**Goal of the exercise:**
Using the records below, locate all lines containing "color" and return them.

Extracted data entries:
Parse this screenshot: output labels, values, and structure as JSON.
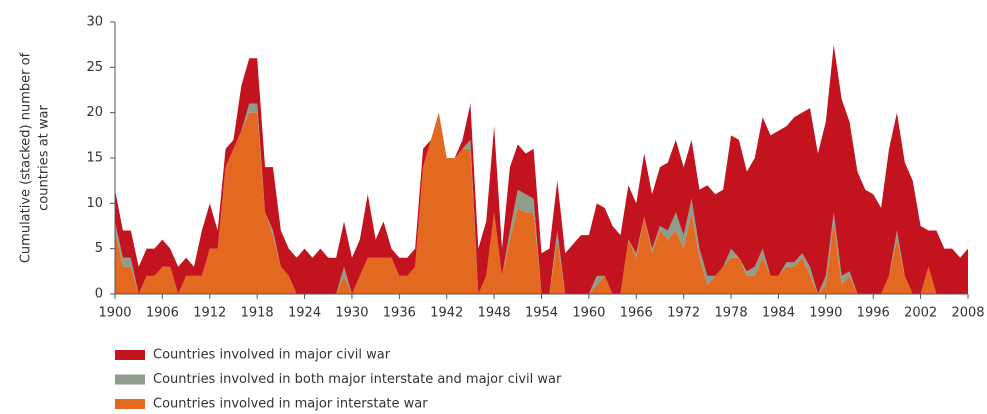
{
  "chart_data": {
    "type": "stacked_area",
    "ylabel": [
      "Cumulative (stacked) number of",
      "countries at war"
    ],
    "x": [
      1900,
      1901,
      1902,
      1903,
      1904,
      1905,
      1906,
      1907,
      1908,
      1909,
      1910,
      1911,
      1912,
      1913,
      1914,
      1915,
      1916,
      1917,
      1918,
      1919,
      1920,
      1921,
      1922,
      1923,
      1924,
      1925,
      1926,
      1927,
      1928,
      1929,
      1930,
      1931,
      1932,
      1933,
      1934,
      1935,
      1936,
      1937,
      1938,
      1939,
      1940,
      1941,
      1942,
      1943,
      1944,
      1945,
      1946,
      1947,
      1948,
      1949,
      1950,
      1951,
      1952,
      1953,
      1954,
      1955,
      1956,
      1957,
      1958,
      1959,
      1960,
      1961,
      1962,
      1963,
      1964,
      1965,
      1966,
      1967,
      1968,
      1969,
      1970,
      1971,
      1972,
      1973,
      1974,
      1975,
      1976,
      1977,
      1978,
      1979,
      1980,
      1981,
      1982,
      1983,
      1984,
      1985,
      1986,
      1987,
      1988,
      1989,
      1990,
      1991,
      1992,
      1993,
      1994,
      1995,
      1996,
      1997,
      1998,
      1999,
      2000,
      2001,
      2002,
      2003,
      2004,
      2005,
      2006,
      2007,
      2008
    ],
    "series": [
      {
        "name": "Countries involved in major interstate war",
        "color": "#e2691f",
        "values": [
          7,
          3,
          3,
          0,
          2,
          2,
          3,
          3,
          0,
          2,
          2,
          2,
          5,
          5,
          14,
          16,
          18,
          20,
          20,
          9,
          6.5,
          3,
          2,
          0,
          0,
          0,
          0,
          0,
          0,
          2,
          0,
          2,
          4,
          4,
          4,
          4,
          2,
          2,
          3,
          14,
          17,
          20,
          15,
          15,
          16,
          16,
          0,
          2,
          9,
          2,
          6,
          9.5,
          9,
          9,
          0,
          0,
          6,
          0,
          0,
          0,
          0,
          1,
          2,
          0,
          0,
          6,
          4,
          8.5,
          4.5,
          7,
          6,
          7,
          5,
          9,
          4,
          1,
          2,
          3,
          4,
          4,
          2,
          2,
          4,
          2,
          2,
          3,
          3,
          4,
          2,
          0,
          1,
          8,
          1,
          2,
          0,
          0,
          0,
          0,
          2,
          6,
          2,
          0,
          0,
          3,
          0,
          0,
          0,
          0,
          0
        ]
      },
      {
        "name": "Countries involved in both major interstate and major civil war",
        "color": "#8f9d8c",
        "values": [
          1,
          1,
          1,
          0,
          0,
          0,
          0,
          0,
          0,
          0,
          0,
          0,
          0,
          0,
          0,
          0,
          0,
          1,
          1,
          0,
          0.5,
          0,
          0,
          0,
          0,
          0,
          0,
          0,
          0,
          1,
          0,
          0,
          0,
          0,
          0,
          0,
          0,
          0,
          0,
          0,
          0,
          0,
          0,
          0,
          0,
          1,
          0,
          0,
          0,
          0,
          1,
          2,
          2,
          1.5,
          0,
          0,
          1,
          0,
          0,
          0,
          0,
          1,
          0,
          0,
          0,
          0,
          0.5,
          0,
          0.5,
          0.5,
          1,
          2,
          1.5,
          1.5,
          1,
          1,
          0,
          0,
          1,
          0,
          0.5,
          1,
          1,
          0,
          0,
          0.5,
          0.5,
          0.5,
          1,
          0,
          1,
          1,
          1,
          0.5,
          0,
          0,
          0,
          0,
          0,
          1,
          0,
          0,
          0,
          0,
          0,
          0,
          0,
          0,
          0
        ]
      },
      {
        "name": "Countries involved in major civil war",
        "color": "#c3131f",
        "values": [
          3.5,
          3,
          3,
          3,
          3,
          3,
          3,
          2,
          3,
          2,
          1,
          5,
          5,
          2,
          2,
          1,
          5,
          5,
          5,
          5,
          7,
          4,
          3,
          4,
          5,
          4,
          5,
          4,
          4,
          5,
          4,
          4,
          7,
          2,
          4,
          1,
          2,
          2,
          2,
          2,
          0,
          0,
          0,
          0,
          1,
          4,
          5,
          6,
          9.5,
          3,
          7,
          5,
          4.5,
          5.5,
          4.5,
          5,
          5.5,
          4.5,
          5.5,
          6.5,
          6.5,
          8,
          7.5,
          7.5,
          6.5,
          6,
          5.5,
          7,
          6,
          6.5,
          7.5,
          8,
          7.5,
          6.5,
          6.5,
          10,
          9,
          8.5,
          12.5,
          13,
          11,
          12,
          14.5,
          15.5,
          16,
          15,
          16,
          15.5,
          17.5,
          15.5,
          17,
          18.5,
          19.5,
          16.5,
          13.5,
          11.5,
          11,
          9.5,
          14,
          13,
          12.5,
          12.5,
          7.5,
          4,
          7,
          5,
          5,
          4,
          5
        ]
      }
    ],
    "xlim": [
      1900,
      2008
    ],
    "xticks": [
      1900,
      1906,
      1912,
      1918,
      1924,
      1930,
      1936,
      1942,
      1948,
      1954,
      1960,
      1966,
      1972,
      1978,
      1984,
      1990,
      1996,
      2002,
      2008
    ],
    "ylim": [
      0,
      30
    ],
    "yticks": [
      0,
      5,
      10,
      15,
      20,
      25,
      30
    ]
  }
}
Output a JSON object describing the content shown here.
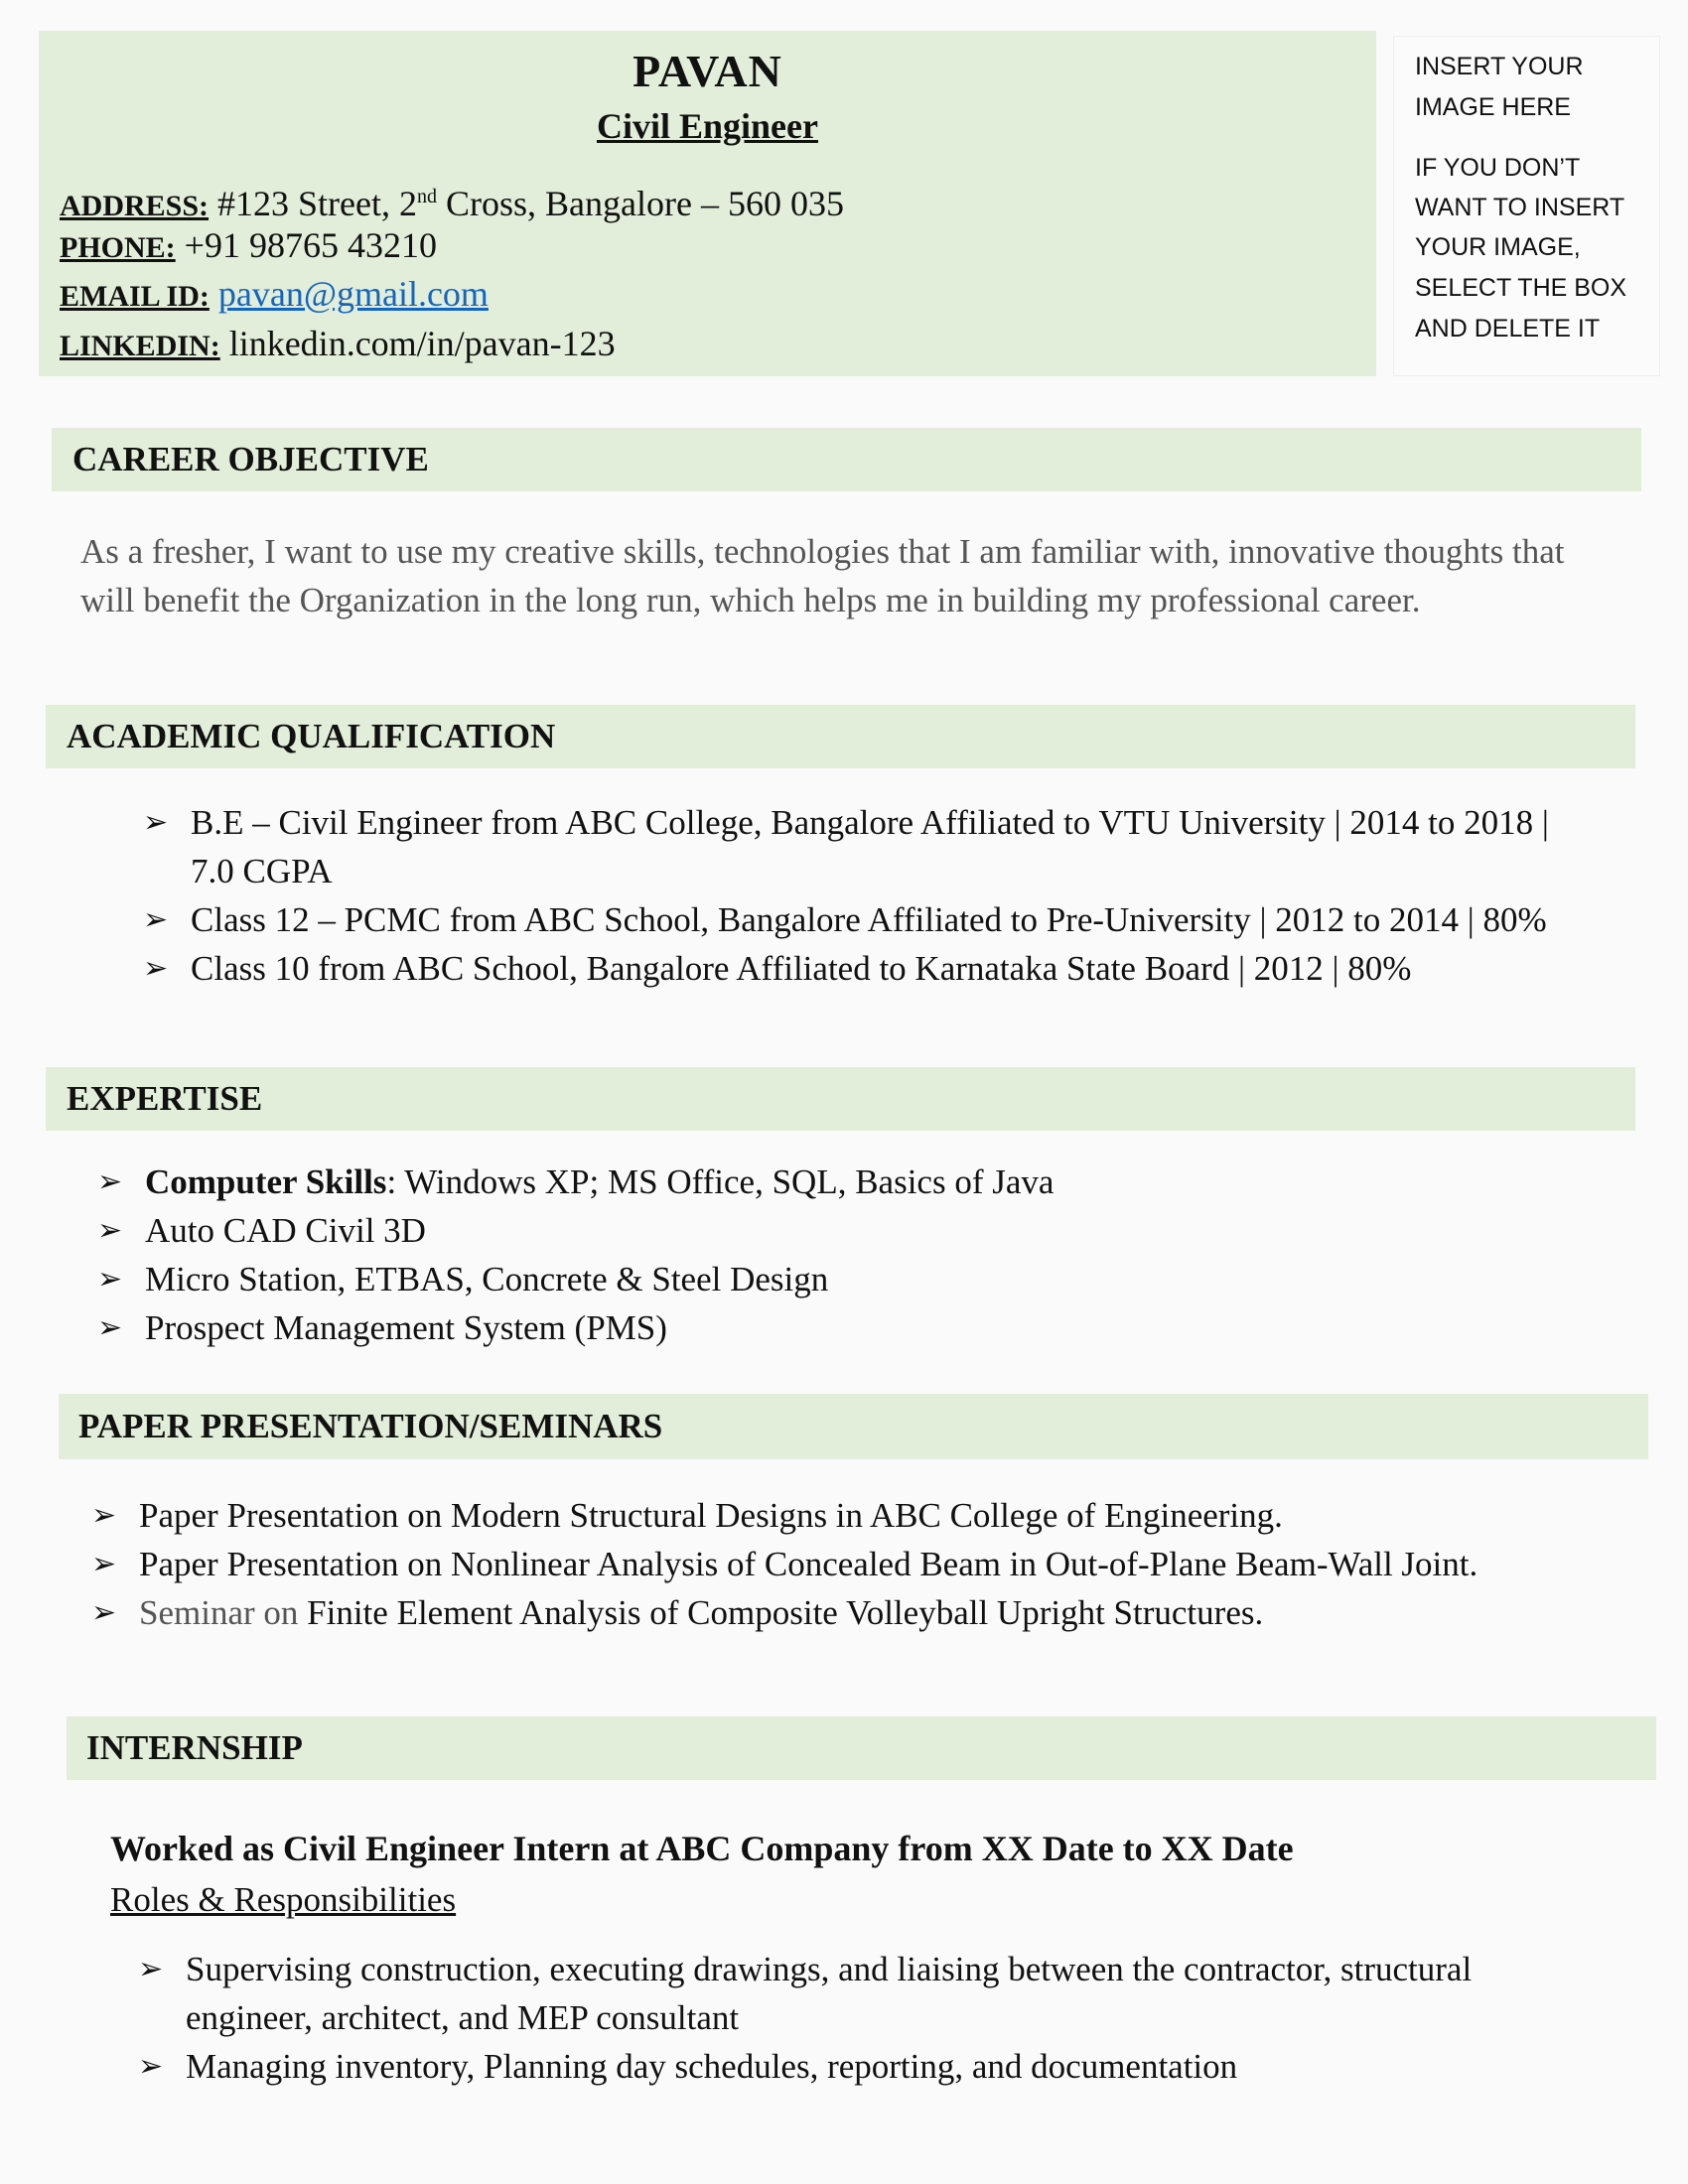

**Solution below:**
        "color": "#e2691f",
        "color": "#8f9d8c",
        "color": "#c3131f",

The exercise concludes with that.